**WHAT IS BEING ASKED:** Render the listing as a JSON list of strings, one string per line, from its first line up to and including the line with "photo-presentation-screen: 嘉宾 嘉宾". Leave out blank lines.

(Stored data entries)
"""

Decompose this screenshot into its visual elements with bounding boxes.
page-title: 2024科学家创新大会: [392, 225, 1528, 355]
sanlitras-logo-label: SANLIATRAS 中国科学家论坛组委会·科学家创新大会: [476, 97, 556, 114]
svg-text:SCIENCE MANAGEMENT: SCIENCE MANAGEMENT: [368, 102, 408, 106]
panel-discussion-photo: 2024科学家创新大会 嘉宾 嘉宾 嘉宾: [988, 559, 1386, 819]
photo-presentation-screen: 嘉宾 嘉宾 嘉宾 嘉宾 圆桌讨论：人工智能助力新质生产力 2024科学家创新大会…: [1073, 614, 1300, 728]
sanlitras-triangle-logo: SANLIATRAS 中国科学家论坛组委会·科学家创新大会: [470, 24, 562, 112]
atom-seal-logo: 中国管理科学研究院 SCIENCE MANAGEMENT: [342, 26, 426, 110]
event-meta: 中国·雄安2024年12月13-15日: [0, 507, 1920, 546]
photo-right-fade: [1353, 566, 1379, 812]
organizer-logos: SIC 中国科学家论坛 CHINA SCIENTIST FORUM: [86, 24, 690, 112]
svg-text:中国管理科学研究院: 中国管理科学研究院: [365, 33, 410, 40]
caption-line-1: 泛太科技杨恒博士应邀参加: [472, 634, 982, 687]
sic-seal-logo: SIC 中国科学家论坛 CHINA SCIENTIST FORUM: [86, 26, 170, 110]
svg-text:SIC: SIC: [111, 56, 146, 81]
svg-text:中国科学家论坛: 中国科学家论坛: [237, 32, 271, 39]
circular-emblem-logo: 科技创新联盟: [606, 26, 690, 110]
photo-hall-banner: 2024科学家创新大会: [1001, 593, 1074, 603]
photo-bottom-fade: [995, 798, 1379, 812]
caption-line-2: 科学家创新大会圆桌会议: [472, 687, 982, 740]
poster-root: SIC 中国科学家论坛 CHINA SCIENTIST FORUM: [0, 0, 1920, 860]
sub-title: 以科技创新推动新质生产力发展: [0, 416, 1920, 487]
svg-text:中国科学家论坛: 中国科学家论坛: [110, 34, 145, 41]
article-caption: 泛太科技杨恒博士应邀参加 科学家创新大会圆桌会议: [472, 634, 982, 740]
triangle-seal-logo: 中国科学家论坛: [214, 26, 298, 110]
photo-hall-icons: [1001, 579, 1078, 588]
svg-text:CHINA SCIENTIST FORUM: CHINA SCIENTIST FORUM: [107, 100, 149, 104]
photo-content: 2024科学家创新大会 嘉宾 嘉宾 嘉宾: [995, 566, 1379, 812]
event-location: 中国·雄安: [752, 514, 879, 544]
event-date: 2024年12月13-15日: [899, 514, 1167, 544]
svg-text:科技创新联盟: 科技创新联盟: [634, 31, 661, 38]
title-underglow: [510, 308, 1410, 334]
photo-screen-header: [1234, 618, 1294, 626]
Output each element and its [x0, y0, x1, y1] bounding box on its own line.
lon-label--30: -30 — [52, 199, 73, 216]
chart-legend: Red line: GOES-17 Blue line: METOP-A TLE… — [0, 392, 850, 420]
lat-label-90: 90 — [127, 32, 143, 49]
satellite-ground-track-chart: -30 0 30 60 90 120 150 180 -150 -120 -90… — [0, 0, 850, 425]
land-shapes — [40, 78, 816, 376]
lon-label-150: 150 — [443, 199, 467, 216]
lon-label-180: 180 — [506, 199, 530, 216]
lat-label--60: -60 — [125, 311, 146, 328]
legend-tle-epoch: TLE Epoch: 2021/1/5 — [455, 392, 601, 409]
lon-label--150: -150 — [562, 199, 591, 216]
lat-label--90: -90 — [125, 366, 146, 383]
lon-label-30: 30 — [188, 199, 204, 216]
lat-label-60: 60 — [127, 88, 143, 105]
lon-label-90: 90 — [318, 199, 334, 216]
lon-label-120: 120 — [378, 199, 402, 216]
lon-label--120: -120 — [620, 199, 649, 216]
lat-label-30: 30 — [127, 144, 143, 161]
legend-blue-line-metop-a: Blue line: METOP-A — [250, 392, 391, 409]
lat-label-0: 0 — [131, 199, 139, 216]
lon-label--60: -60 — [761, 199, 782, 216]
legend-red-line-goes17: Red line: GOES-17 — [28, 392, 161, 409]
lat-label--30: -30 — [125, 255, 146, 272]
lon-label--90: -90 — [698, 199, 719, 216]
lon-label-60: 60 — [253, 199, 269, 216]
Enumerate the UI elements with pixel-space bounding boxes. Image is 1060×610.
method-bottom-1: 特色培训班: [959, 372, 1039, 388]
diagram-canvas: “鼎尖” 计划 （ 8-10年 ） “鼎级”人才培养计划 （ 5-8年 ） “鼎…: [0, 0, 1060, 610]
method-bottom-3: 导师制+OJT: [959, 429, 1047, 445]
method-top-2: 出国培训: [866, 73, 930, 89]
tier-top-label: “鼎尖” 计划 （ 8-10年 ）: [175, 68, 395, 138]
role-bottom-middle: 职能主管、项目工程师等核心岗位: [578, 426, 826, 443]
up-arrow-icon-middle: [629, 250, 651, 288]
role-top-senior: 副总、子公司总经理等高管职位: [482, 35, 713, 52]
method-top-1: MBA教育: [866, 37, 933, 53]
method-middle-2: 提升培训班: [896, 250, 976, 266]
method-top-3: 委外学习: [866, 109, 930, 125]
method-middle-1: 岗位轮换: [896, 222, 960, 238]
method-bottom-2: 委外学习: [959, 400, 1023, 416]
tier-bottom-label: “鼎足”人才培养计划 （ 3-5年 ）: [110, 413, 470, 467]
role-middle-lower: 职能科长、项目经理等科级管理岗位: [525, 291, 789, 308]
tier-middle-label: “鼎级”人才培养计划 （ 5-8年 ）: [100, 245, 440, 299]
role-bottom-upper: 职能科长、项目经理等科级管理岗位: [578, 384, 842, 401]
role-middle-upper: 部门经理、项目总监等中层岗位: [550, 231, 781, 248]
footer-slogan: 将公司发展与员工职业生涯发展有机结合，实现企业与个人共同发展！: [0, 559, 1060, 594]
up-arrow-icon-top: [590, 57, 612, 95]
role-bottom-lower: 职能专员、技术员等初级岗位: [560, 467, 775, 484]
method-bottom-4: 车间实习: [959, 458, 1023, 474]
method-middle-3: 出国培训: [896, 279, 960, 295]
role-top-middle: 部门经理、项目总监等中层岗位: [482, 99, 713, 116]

"""

**FINAL ANSWER:**
[
  "Decompose this screenshot into its visual elements with bounding boxes.",
  "page-title: 2024科学家创新大会: [392, 225, 1528, 355]",
  "sanlitras-logo-label: SANLIATRAS 中国科学家论坛组委会·科学家创新大会: [476, 97, 556, 114]",
  "svg-text:SCIENCE MANAGEMENT: SCIENCE MANAGEMENT: [368, 102, 408, 106]",
  "panel-discussion-photo: 2024科学家创新大会 嘉宾 嘉宾 嘉宾: [988, 559, 1386, 819]",
  "photo-presentation-screen: 嘉宾 嘉宾 嘉宾 嘉宾 圆桌讨论：人工智能助力新质生产力 2024科学家创新大会…: [1073, 614, 1300, 728]"
]